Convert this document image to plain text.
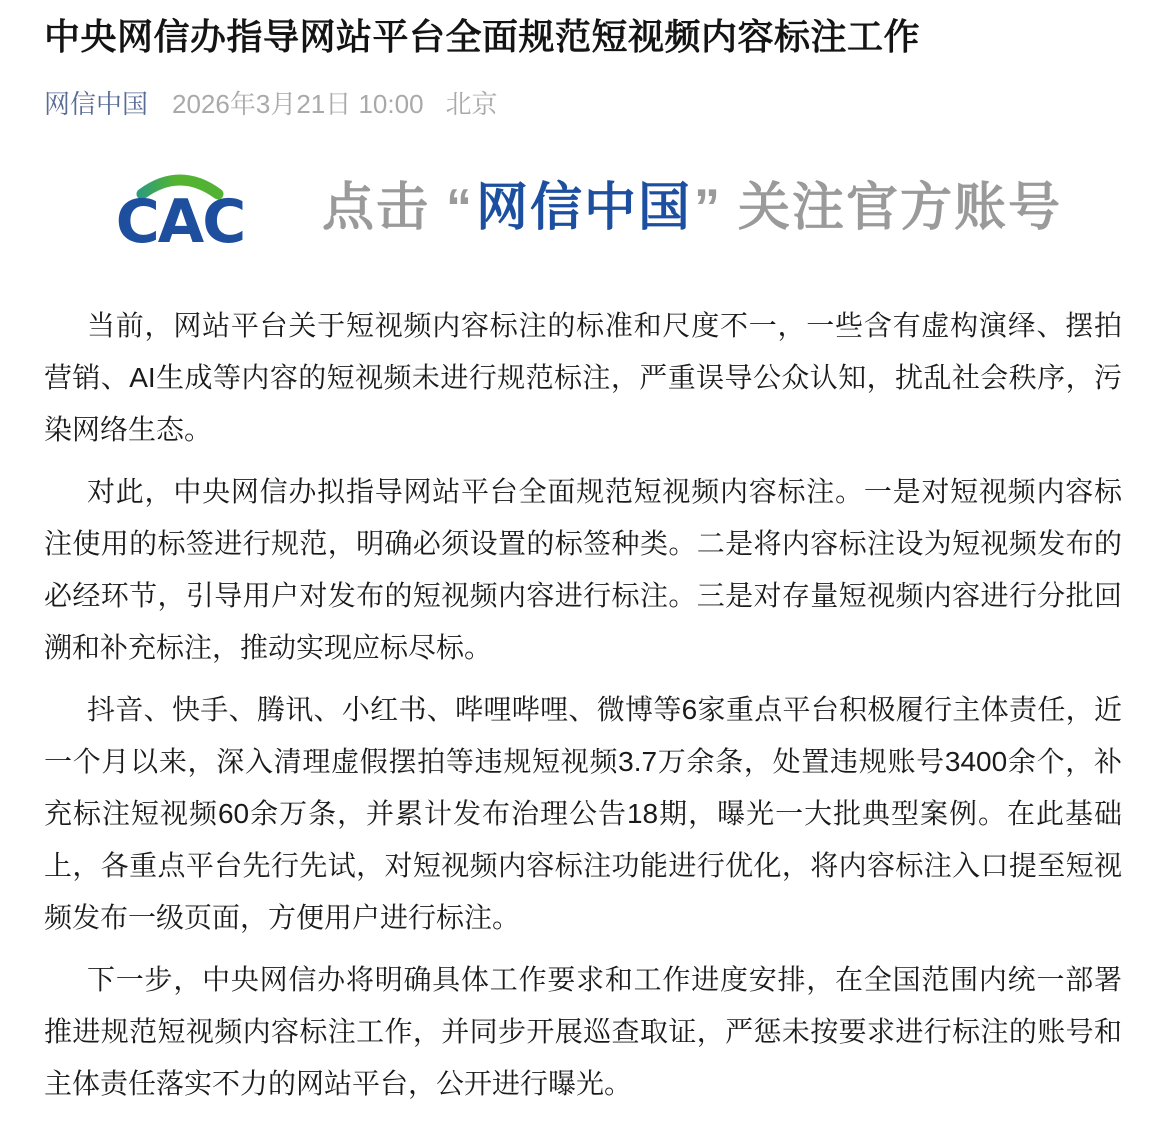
中央网信办指导网站平台全面规范短视频内容标注工作
网信中国 2026年3月21日 10:00 北京
CAC 点击 “网信中国” 关注官方账号

当前，网站平台关于短视频内容标注的标准和尺度不一，一些含有虚构演绎、摆拍营销、AI生成等内容的短视频未进行规范标注，严重误导公众认知，扰乱社会秩序，污染网络生态。

对此，中央网信办拟指导网站平台全面规范短视频内容标注。一是对短视频内容标注使用的标签进行规范，明确必须设置的标签种类。二是将内容标注设为短视频发布的必经环节，引导用户对发布的短视频内容进行标注。三是对存量短视频内容进行分批回溯和补充标注，推动实现应标尽标。

抖音、快手、腾讯、小红书、哔哩哔哩、微博等6家重点平台积极履行主体责任，近一个月以来，深入清理虚假摆拍等违规短视频3.7万余条，处置违规账号3400余个，补充标注短视频60余万条，并累计发布治理公告18期，曝光一大批典型案例。在此基础上，各重点平台先行先试，对短视频内容标注功能进行优化，将内容标注入口提至短视频发布一级页面，方便用户进行标注。

下一步，中央网信办将明确具体工作要求和工作进度安排，在全国范围内统一部署推进规范短视频内容标注工作，并同步开展巡查取证，严惩未按要求进行标注的账号和主体责任落实不力的网站平台，公开进行曝光。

* **Exercise description**: In the copy, include no pictures; restate the listing above exactly.

* **Complete answer**:
Convert this document image to plain text.
中央网信办指导网站平台全面规范短视频内容标注工作
网信中国 2026年3月21日 10:00 北京
CAC 点击 “网信中国” 关注官方账号

当前，网站平台关于短视频内容标注的标准和尺度不一，一些含有虚构演绎、摆拍营销、AI生成等内容的短视频未进行规范标注，严重误导公众认知，扰乱社会秩序，污染网络生态。

对此，中央网信办拟指导网站平台全面规范短视频内容标注。一是对短视频内容标注使用的标签进行规范，明确必须设置的标签种类。二是将内容标注设为短视频发布的必经环节，引导用户对发布的短视频内容进行标注。三是对存量短视频内容进行分批回溯和补充标注，推动实现应标尽标。

抖音、快手、腾讯、小红书、哔哩哔哩、微博等6家重点平台积极履行主体责任，近一个月以来，深入清理虚假摆拍等违规短视频3.7万余条，处置违规账号3400余个，补充标注短视频60余万条，并累计发布治理公告18期，曝光一大批典型案例。在此基础上，各重点平台先行先试，对短视频内容标注功能进行优化，将内容标注入口提至短视频发布一级页面，方便用户进行标注。

下一步，中央网信办将明确具体工作要求和工作进度安排，在全国范围内统一部署推进规范短视频内容标注工作，并同步开展巡查取证，严惩未按要求进行标注的账号和主体责任落实不力的网站平台，公开进行曝光。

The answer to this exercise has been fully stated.